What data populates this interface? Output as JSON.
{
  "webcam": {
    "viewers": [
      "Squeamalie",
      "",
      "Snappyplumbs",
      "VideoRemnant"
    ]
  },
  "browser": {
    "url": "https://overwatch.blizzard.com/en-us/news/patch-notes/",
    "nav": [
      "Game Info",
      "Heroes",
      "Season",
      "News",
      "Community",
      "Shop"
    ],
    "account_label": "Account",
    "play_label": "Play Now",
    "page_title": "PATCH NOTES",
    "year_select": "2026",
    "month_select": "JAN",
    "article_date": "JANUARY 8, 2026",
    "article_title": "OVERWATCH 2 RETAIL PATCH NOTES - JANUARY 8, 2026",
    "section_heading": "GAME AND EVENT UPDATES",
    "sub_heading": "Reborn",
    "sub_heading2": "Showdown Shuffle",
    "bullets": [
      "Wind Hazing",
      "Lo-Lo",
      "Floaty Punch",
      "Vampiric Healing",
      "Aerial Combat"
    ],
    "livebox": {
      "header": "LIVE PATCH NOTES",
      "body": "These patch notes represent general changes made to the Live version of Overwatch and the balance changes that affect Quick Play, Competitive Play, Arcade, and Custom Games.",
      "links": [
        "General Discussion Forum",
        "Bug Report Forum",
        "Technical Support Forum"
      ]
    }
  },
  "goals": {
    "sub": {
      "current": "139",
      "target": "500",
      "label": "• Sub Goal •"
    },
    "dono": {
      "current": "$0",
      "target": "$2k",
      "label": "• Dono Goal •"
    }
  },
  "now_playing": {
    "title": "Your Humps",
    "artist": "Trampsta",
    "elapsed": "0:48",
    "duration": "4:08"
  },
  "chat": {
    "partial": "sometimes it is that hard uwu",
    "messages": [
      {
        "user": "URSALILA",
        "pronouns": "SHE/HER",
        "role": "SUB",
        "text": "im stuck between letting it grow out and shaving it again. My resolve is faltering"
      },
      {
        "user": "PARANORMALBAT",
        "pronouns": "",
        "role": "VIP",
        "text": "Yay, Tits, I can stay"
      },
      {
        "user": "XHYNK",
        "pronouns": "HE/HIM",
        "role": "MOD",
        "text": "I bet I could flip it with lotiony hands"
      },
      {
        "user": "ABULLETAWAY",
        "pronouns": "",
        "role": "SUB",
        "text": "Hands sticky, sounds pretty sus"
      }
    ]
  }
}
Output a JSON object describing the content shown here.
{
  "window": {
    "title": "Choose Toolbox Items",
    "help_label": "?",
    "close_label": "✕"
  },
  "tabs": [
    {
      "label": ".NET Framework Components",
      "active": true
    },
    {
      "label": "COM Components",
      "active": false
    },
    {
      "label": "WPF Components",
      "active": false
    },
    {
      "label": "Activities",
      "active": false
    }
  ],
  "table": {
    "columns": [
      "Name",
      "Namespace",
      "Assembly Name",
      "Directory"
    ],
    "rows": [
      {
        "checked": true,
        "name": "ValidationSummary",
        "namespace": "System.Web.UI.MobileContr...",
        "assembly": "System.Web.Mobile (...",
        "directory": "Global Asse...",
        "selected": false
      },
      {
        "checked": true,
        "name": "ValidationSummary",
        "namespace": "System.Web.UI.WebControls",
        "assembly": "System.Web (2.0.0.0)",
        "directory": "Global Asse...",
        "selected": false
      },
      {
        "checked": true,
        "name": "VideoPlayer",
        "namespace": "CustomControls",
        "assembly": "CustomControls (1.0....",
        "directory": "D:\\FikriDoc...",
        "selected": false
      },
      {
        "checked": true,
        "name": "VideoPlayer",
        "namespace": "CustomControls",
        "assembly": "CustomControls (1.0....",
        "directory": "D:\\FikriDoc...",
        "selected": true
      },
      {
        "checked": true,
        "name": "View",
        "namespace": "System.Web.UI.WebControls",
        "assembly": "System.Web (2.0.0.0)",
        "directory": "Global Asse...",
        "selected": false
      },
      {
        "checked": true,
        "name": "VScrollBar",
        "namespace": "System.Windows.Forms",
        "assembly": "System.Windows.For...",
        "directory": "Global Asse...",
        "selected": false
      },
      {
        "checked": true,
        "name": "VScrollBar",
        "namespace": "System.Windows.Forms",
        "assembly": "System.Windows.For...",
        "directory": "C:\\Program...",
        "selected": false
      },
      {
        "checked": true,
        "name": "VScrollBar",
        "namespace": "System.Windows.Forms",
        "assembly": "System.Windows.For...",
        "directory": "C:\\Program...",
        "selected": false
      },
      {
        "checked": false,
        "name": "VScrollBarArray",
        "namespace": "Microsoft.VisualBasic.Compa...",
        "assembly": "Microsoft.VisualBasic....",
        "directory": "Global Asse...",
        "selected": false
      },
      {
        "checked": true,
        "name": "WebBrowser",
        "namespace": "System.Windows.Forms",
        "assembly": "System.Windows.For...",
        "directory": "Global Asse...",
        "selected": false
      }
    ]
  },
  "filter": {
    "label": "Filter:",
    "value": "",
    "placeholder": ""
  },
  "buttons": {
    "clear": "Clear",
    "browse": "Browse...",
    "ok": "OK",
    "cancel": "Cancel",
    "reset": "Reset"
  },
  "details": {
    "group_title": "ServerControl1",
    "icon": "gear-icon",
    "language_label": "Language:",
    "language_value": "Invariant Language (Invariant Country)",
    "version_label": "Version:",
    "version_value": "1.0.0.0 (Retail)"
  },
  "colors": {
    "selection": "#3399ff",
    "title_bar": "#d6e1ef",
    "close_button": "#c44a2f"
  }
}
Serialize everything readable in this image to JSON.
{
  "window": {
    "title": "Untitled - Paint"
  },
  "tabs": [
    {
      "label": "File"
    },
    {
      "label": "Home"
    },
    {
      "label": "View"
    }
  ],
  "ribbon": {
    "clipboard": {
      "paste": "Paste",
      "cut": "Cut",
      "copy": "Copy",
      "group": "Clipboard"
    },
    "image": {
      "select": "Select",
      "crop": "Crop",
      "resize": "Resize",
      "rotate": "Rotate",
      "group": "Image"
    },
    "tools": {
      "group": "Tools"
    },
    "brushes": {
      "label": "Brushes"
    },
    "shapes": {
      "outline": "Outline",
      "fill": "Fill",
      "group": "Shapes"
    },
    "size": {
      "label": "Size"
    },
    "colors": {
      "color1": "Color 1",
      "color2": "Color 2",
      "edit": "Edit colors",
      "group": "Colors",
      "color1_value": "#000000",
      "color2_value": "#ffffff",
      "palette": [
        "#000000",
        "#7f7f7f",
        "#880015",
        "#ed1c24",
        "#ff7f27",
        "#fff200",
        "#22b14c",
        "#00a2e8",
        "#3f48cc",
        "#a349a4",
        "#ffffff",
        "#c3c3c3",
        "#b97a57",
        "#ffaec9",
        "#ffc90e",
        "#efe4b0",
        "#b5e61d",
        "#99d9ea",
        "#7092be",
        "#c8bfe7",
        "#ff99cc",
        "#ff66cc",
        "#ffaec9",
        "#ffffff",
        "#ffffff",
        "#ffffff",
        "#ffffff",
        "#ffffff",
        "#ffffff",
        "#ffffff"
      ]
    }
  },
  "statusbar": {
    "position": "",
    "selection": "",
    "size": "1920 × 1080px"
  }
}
━━━━━━
[What is being asked]
Using the data above, return each line exactly as written.

[The output]
What data populates this interface? Output as JSON.
{
  "webcam": {
    "viewers": [
      "Squeamalie",
      "",
      "Snappyplumbs",
      "VideoRemnant"
    ]
  },
  "browser": {
    "url": "https://overwatch.blizzard.com/en-us/news/patch-notes/",
    "nav": [
      "Game Info",
      "Heroes",
      "Season",
      "News",
      "Community",
      "Shop"
    ],
    "account_label": "Account",
    "play_label": "Play Now",
    "page_title": "PATCH NOTES",
    "year_select": "2026",
    "month_select": "JAN",
    "article_date": "JANUARY 8, 2026",
    "article_title": "OVERWATCH 2 RETAIL PATCH NOTES - JANUARY 8, 2026",
    "section_heading": "GAME AND EVENT UPDATES",
    "sub_heading": "Reborn",
    "sub_heading2": "Showdown Shuffle",
    "bullets": [
      "Wind Hazing",
      "Lo-Lo",
      "Floaty Punch",
      "Vampiric Healing",
      "Aerial Combat"
    ],
    "livebox": {
      "header": "LIVE PATCH NOTES",
      "body": "These patch notes represent general changes made to the Live version of Overwatch and the balance changes that affect Quick Play, Competitive Play, Arcade, and Custom Games.",
      "links": [
        "General Discussion Forum",
        "Bug Report Forum",
        "Technical Support Forum"
      ]
    }
  },
  "goals": {
    "sub": {
      "current": "139",
      "target": "500",
      "label": "• Sub Goal •"
    },
    "dono": {
      "current": "$0",
      "target": "$2k",
      "label": "• Dono Goal •"
    }
  },
  "now_playing": {
    "title": "Your Humps",
    "artist": "Trampsta",
    "elapsed": "0:48",
    "duration": "4:08"
  },
  "chat": {
    "partial": "sometimes it is that hard uwu",
    "messages": [
      {
        "user": "URSALILA",
        "pronouns": "SHE/HER",
        "role": "SUB",
        "text": "im stuck between letting it grow out and shaving it again. My resolve is faltering"
      },
      {
        "user": "PARANORMALBAT",
        "pronouns": "",
        "role": "VIP",
        "text": "Yay, Tits, I can stay"
      },
      {
        "user": "XHYNK",
        "pronouns": "HE/HIM",
        "role": "MOD",
        "text": "I bet I could flip it with lotiony hands"
      },
      {
        "user": "ABULLETAWAY",
        "pronouns": "",
        "role": "SUB",
        "text": "Hands sticky, sounds pretty sus"
      }
    ]
  }
}
Output a JSON object describing the content shown here.
{
  "window": {
    "title": "Choose Toolbox Items",
    "help_label": "?",
    "close_label": "✕"
  },
  "tabs": [
    {
      "label": ".NET Framework Components",
      "active": true
    },
    {
      "label": "COM Components",
      "active": false
    },
    {
      "label": "WPF Components",
      "active": false
    },
    {
      "label": "Activities",
      "active": false
    }
  ],
  "table": {
    "columns": [
      "Name",
      "Namespace",
      "Assembly Name",
      "Directory"
    ],
    "rows": [
      {
        "checked": true,
        "name": "ValidationSummary",
        "namespace": "System.Web.UI.MobileContr...",
        "assembly": "System.Web.Mobile (...",
        "directory": "Global Asse...",
        "selected": false
      },
      {
        "checked": true,
        "name": "ValidationSummary",
        "namespace": "System.Web.UI.WebControls",
        "assembly": "System.Web (2.0.0.0)",
        "directory": "Global Asse...",
        "selected": false
      },
      {
        "checked": true,
        "name": "VideoPlayer",
        "namespace": "CustomControls",
        "assembly": "CustomControls (1.0....",
        "directory": "D:\\FikriDoc...",
        "selected": false
      },
      {
        "checked": true,
        "name": "VideoPlayer",
        "namespace": "CustomControls",
        "assembly": "CustomControls (1.0....",
        "directory": "D:\\FikriDoc...",
        "selected": true
      },
      {
        "checked": true,
        "name": "View",
        "namespace": "System.Web.UI.WebControls",
        "assembly": "System.Web (2.0.0.0)",
        "directory": "Global Asse...",
        "selected": false
      },
      {
        "checked": true,
        "name": "VScrollBar",
        "namespace": "System.Windows.Forms",
        "assembly": "System.Windows.For...",
        "directory": "Global Asse...",
        "selected": false
      },
      {
        "checked": true,
        "name": "VScrollBar",
        "namespace": "System.Windows.Forms",
        "assembly": "System.Windows.For...",
        "directory": "C:\\Program...",
        "selected": false
      },
      {
        "checked": true,
        "name": "VScrollBar",
        "namespace": "System.Windows.Forms",
        "assembly": "System.Windows.For...",
        "directory": "C:\\Program...",
        "selected": false
      },
      {
        "checked": false,
        "name": "VScrollBarArray",
        "namespace": "Microsoft.VisualBasic.Compa...",
        "assembly": "Microsoft.VisualBasic....",
        "directory": "Global Asse...",
        "selected": false
      },
      {
        "checked": true,
        "name": "WebBrowser",
        "namespace": "System.Windows.Forms",
        "assembly": "System.Windows.For...",
        "directory": "Global Asse...",
        "selected": false
      }
    ]
  },
  "filter": {
    "label": "Filter:",
    "value": "",
    "placeholder": ""
  },
  "buttons": {
    "clear": "Clear",
    "browse": "Browse...",
    "ok": "OK",
    "cancel": "Cancel",
    "reset": "Reset"
  },
  "details": {
    "group_title": "ServerControl1",
    "icon": "gear-icon",
    "language_label": "Language:",
    "language_value": "Invariant Language (Invariant Country)",
    "version_label": "Version:",
    "version_value": "1.0.0.0 (Retail)"
  },
  "colors": {
    "selection": "#3399ff",
    "title_bar": "#d6e1ef",
    "close_button": "#c44a2f"
  }
}
Serialize everything readable in this image to JSON.
{
  "window": {
    "title": "Untitled - Paint"
  },
  "tabs": [
    {
      "label": "File"
    },
    {
      "label": "Home"
    },
    {
      "label": "View"
    }
  ],
  "ribbon": {
    "clipboard": {
      "paste": "Paste",
      "cut": "Cut",
      "copy": "Copy",
      "group": "Clipboard"
    },
    "image": {
      "select": "Select",
      "crop": "Crop",
      "resize": "Resize",
      "rotate": "Rotate",
      "group": "Image"
    },
    "tools": {
      "group": "Tools"
    },
    "brushes": {
      "label": "Brushes"
    },
    "shapes": {
      "outline": "Outline",
      "fill": "Fill",
      "group": "Shapes"
    },
    "size": {
      "label": "Size"
    },
    "colors": {
      "color1": "Color 1",
      "color2": "Color 2",
      "edit": "Edit colors",
      "group": "Colors",
      "color1_value": "#000000",
      "color2_value": "#ffffff",
      "palette": [
        "#000000",
        "#7f7f7f",
        "#880015",
        "#ed1c24",
        "#ff7f27",
        "#fff200",
        "#22b14c",
        "#00a2e8",
        "#3f48cc",
        "#a349a4",
        "#ffffff",
        "#c3c3c3",
        "#b97a57",
        "#ffaec9",
        "#ffc90e",
        "#efe4b0",
        "#b5e61d",
        "#99d9ea",
        "#7092be",
        "#c8bfe7",
        "#ff99cc",
        "#ff66cc",
        "#ffaec9",
        "#ffffff",
        "#ffffff",
        "#ffffff",
        "#ffffff",
        "#ffffff",
        "#ffffff",
        "#ffffff"
      ]
    }
  },
  "statusbar": {
    "position": "",
    "selection": "",
    "size": "1920 × 1080px"
  }
}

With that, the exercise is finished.